### THE PROBLEM
Quote every line below exactly and skip any picture.

### SUPPLIED DATA
------------------------------------

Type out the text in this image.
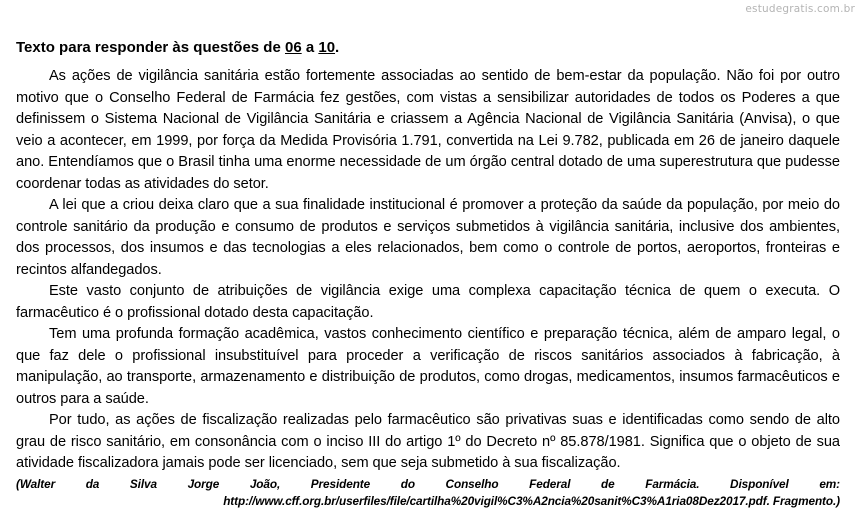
estudegratis.com.br
Texto para responder às questões de 06 a 10.

As ações de vigilância sanitária estão fortemente associadas ao sentido de bem-estar da população. Não foi por outro motivo que o Conselho Federal de Farmácia fez gestões, com vistas a sensibilizar autoridades de todos os Poderes a que definissem o Sistema Nacional de Vigilância Sanitária e criassem a Agência Nacional de Vigilância Sanitária (Anvisa), o que veio a acontecer, em 1999, por força da Medida Provisória 1.791, convertida na Lei 9.782, publicada em 26 de janeiro daquele ano. Entendíamos que o Brasil tinha uma enorme necessidade de um órgão central dotado de uma superestrutura que pudesse coordenar todas as atividades do setor.

A lei que a criou deixa claro que a sua finalidade institucional é promover a proteção da saúde da população, por meio do controle sanitário da produção e consumo de produtos e serviços submetidos à vigilância sanitária, inclusive dos ambientes, dos processos, dos insumos e das tecnologias a eles relacionados, bem como o controle de portos, aeroportos, fronteiras e recintos alfandegados.

Este vasto conjunto de atribuições de vigilância exige uma complexa capacitação técnica de quem o executa. O farmacêutico é o profissional dotado desta capacitação.

Tem uma profunda formação acadêmica, vastos conhecimento científico e preparação técnica, além de amparo legal, o que faz dele o profissional insubstituível para proceder a verificação de riscos sanitários associados à fabricação, à manipulação, ao transporte, armazenamento e distribuição de produtos, como drogas, medicamentos, insumos farmacêuticos e outros para a saúde.

Por tudo, as ações de fiscalização realizadas pelo farmacêutico são privativas suas e identificadas como sendo de alto grau de risco sanitário, em consonância com o inciso III do artigo 1º do Decreto nº 85.878/1981. Significa que o objeto de sua atividade fiscalizadora jamais pode ser licenciado, sem que seja submetido à sua fiscalização.

(Walter da Silva Jorge João, Presidente do Conselho Federal de Farmácia. Disponível em: http://www.cff.org.br/userfiles/file/cartilha%20vigil%C3%A2ncia%20sanit%C3%A1ria08Dez2017.pdf. Fragmento.)
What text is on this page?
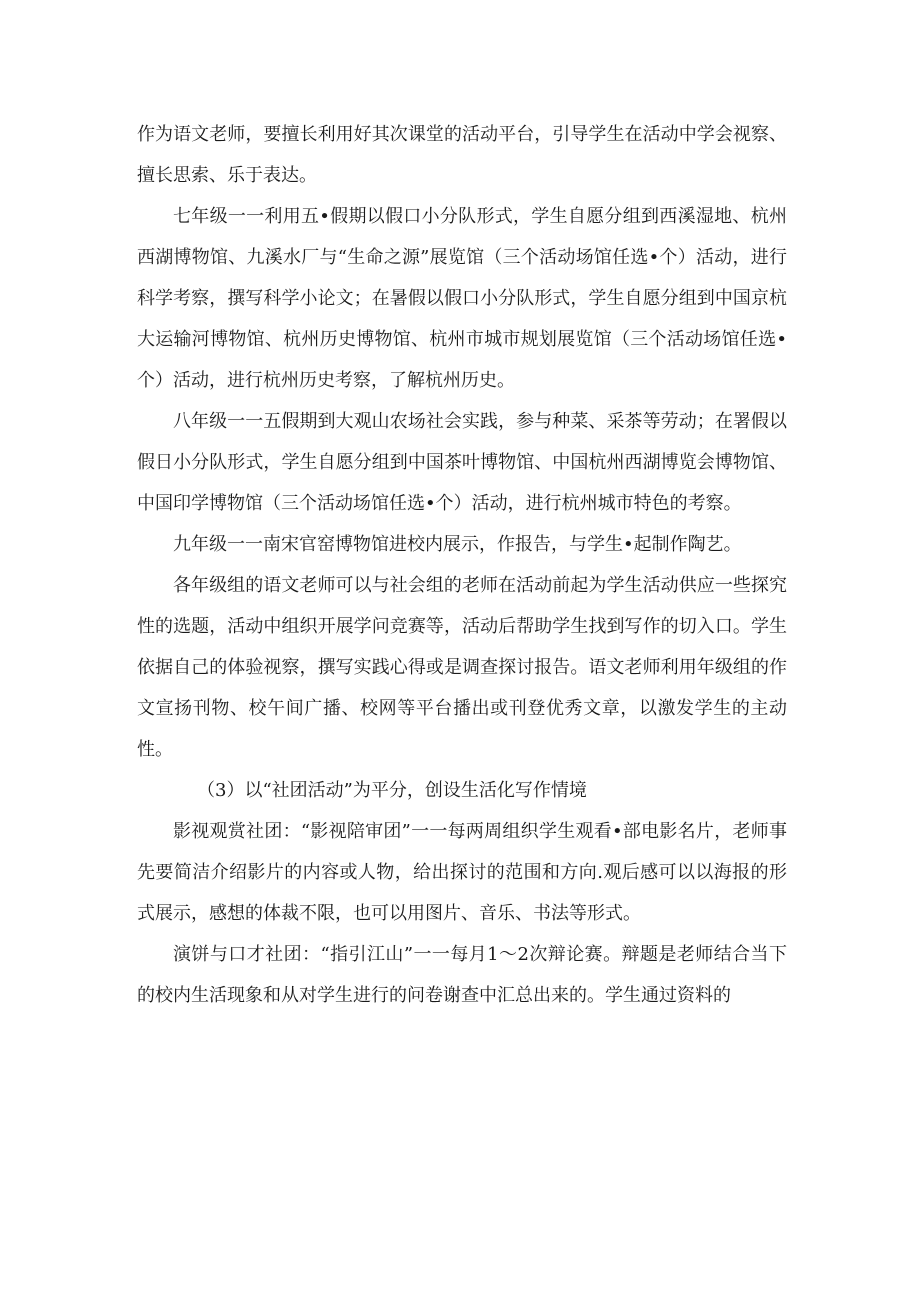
作为语文老师，要擅长利用好其次课堂的活动平台，引导学生在活动中学会视察、擅长思索、乐于表达。

七年级一一利用五•假期以假口小分队形式，学生自愿分组到西溪湿地、杭州西湖博物馆、九溪水厂与“生命之源”展览馆（三个活动场馆任选•个）活动，进行科学考察，撰写科学小论文；在暑假以假口小分队形式，学生自愿分组到中国京杭大运输河博物馆、杭州历史博物馆、杭州市城市规划展览馆（三个活动场馆任选•个）活动，进行杭州历史考察，了解杭州历史。

八年级一一五假期到大观山农场社会实践，参与种菜、采茶等劳动；在署假以假日小分队形式，学生自愿分组到中国茶叶博物馆、中国杭州西湖博览会博物馆、中国印学博物馆（三个活动场馆任选•个）活动，进行杭州城市特色的考察。

九年级一一南宋官窑博物馆进校内展示，作报告，与学生•起制作陶艺。

各年级组的语文老师可以与社会组的老师在活动前起为学生活动供应一些探究性的选题，活动中组织开展学问竞赛等，活动后帮助学生找到写作的切入口。学生依据自己的体验视察，撰写实践心得或是调查探讨报告。语文老师利用年级组的作文宣扬刊物、校午间广播、校网等平台播出或刊登优秀文章，以激发学生的主动性。

（3）以“社团活动”为平分，创设生活化写作情境

影视观赏社团：“影视陪审团”一一每两周组织学生观看•部电影名片，老师事先要简洁介绍影片的内容或人物，给出探讨的范围和方向.观后感可以以海报的形式展示，感想的体裁不限，也可以用图片、音乐、书法等形式。

演饼与口才社团：“指引江山”一一每月1～2次辩论赛。辩题是老师结合当下的校内生活现象和从对学生进行的问卷谢查中汇总出来的。学生通过资料的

------------------------------------

### RESULT OF THE EXERCISE
Type out the text in this image.
estudegratis.com.br
Texto para responder às questões de 06 a 10.

As ações de vigilância sanitária estão fortemente associadas ao sentido de bem-estar da população. Não foi por outro motivo que o Conselho Federal de Farmácia fez gestões, com vistas a sensibilizar autoridades de todos os Poderes a que definissem o Sistema Nacional de Vigilância Sanitária e criassem a Agência Nacional de Vigilância Sanitária (Anvisa), o que veio a acontecer, em 1999, por força da Medida Provisória 1.791, convertida na Lei 9.782, publicada em 26 de janeiro daquele ano. Entendíamos que o Brasil tinha uma enorme necessidade de um órgão central dotado de uma superestrutura que pudesse coordenar todas as atividades do setor.

A lei que a criou deixa claro que a sua finalidade institucional é promover a proteção da saúde da população, por meio do controle sanitário da produção e consumo de produtos e serviços submetidos à vigilância sanitária, inclusive dos ambientes, dos processos, dos insumos e das tecnologias a eles relacionados, bem como o controle de portos, aeroportos, fronteiras e recintos alfandegados.

Este vasto conjunto de atribuições de vigilância exige uma complexa capacitação técnica de quem o executa. O farmacêutico é o profissional dotado desta capacitação.

Tem uma profunda formação acadêmica, vastos conhecimento científico e preparação técnica, além de amparo legal, o que faz dele o profissional insubstituível para proceder a verificação de riscos sanitários associados à fabricação, à manipulação, ao transporte, armazenamento e distribuição de produtos, como drogas, medicamentos, insumos farmacêuticos e outros para a saúde.

Por tudo, as ações de fiscalização realizadas pelo farmacêutico são privativas suas e identificadas como sendo de alto grau de risco sanitário, em consonância com o inciso III do artigo 1º do Decreto nº 85.878/1981. Significa que o objeto de sua atividade fiscalizadora jamais pode ser licenciado, sem que seja submetido à sua fiscalização.

(Walter da Silva Jorge João, Presidente do Conselho Federal de Farmácia. Disponível em: http://www.cff.org.br/userfiles/file/cartilha%20vigil%C3%A2ncia%20sanit%C3%A1ria08Dez2017.pdf. Fragmento.)
What text is on this page?
作为语文老师，要擅长利用好其次课堂的活动平台，引导学生在活动中学会视察、擅长思索、乐于表达。

七年级一一利用五•假期以假口小分队形式，学生自愿分组到西溪湿地、杭州西湖博物馆、九溪水厂与“生命之源”展览馆（三个活动场馆任选•个）活动，进行科学考察，撰写科学小论文；在暑假以假口小分队形式，学生自愿分组到中国京杭大运输河博物馆、杭州历史博物馆、杭州市城市规划展览馆（三个活动场馆任选•个）活动，进行杭州历史考察，了解杭州历史。

八年级一一五假期到大观山农场社会实践，参与种菜、采茶等劳动；在署假以假日小分队形式，学生自愿分组到中国茶叶博物馆、中国杭州西湖博览会博物馆、中国印学博物馆（三个活动场馆任选•个）活动，进行杭州城市特色的考察。

九年级一一南宋官窑博物馆进校内展示，作报告，与学生•起制作陶艺。

各年级组的语文老师可以与社会组的老师在活动前起为学生活动供应一些探究性的选题，活动中组织开展学问竞赛等，活动后帮助学生找到写作的切入口。学生依据自己的体验视察，撰写实践心得或是调查探讨报告。语文老师利用年级组的作文宣扬刊物、校午间广播、校网等平台播出或刊登优秀文章，以激发学生的主动性。

（3）以“社团活动”为平分，创设生活化写作情境

影视观赏社团：“影视陪审团”一一每两周组织学生观看•部电影名片，老师事先要简洁介绍影片的内容或人物，给出探讨的范围和方向.观后感可以以海报的形式展示，感想的体裁不限，也可以用图片、音乐、书法等形式。

演饼与口才社团：“指引江山”一一每月1～2次辩论赛。辩题是老师结合当下的校内生活现象和从对学生进行的问卷谢查中汇总出来的。学生通过资料的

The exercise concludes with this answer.